- [Exercise brief]:
All of the material below is to be repeated exactly.

[START OF Dataset records]

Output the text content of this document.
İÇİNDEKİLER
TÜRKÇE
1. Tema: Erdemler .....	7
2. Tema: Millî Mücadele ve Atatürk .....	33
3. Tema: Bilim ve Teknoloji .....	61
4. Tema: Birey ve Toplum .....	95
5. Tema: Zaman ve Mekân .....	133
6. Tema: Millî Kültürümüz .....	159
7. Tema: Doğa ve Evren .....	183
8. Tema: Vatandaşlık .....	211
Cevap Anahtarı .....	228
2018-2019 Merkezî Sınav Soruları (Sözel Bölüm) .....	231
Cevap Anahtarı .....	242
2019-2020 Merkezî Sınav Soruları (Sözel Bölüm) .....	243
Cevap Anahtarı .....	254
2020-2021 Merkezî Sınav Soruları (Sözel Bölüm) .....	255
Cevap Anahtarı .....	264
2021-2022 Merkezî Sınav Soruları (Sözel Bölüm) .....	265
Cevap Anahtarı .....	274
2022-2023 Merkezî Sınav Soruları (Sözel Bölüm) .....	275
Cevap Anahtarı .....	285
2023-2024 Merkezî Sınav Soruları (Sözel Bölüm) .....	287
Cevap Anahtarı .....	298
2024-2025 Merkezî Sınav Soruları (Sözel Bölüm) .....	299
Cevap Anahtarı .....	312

[END OF Dataset records]

- [Worked solution]:
Output the text content of this document.
İÇİNDEKİLER
TÜRKÇE
1. Tema: Erdemler .....	7
2. Tema: Millî Mücadele ve Atatürk .....	33
3. Tema: Bilim ve Teknoloji .....	61
4. Tema: Birey ve Toplum .....	95
5. Tema: Zaman ve Mekân .....	133
6. Tema: Millî Kültürümüz .....	159
7. Tema: Doğa ve Evren .....	183
8. Tema: Vatandaşlık .....	211
Cevap Anahtarı .....	228
2018-2019 Merkezî Sınav Soruları (Sözel Bölüm) .....	231
Cevap Anahtarı .....	242
2019-2020 Merkezî Sınav Soruları (Sözel Bölüm) .....	243
Cevap Anahtarı .....	254
2020-2021 Merkezî Sınav Soruları (Sözel Bölüm) .....	255
Cevap Anahtarı .....	264
2021-2022 Merkezî Sınav Soruları (Sözel Bölüm) .....	265
Cevap Anahtarı .....	274
2022-2023 Merkezî Sınav Soruları (Sözel Bölüm) .....	275
Cevap Anahtarı .....	285
2023-2024 Merkezî Sınav Soruları (Sözel Bölüm) .....	287
Cevap Anahtarı .....	298
2024-2025 Merkezî Sınav Soruları (Sözel Bölüm) .....	299
Cevap Anahtarı .....	312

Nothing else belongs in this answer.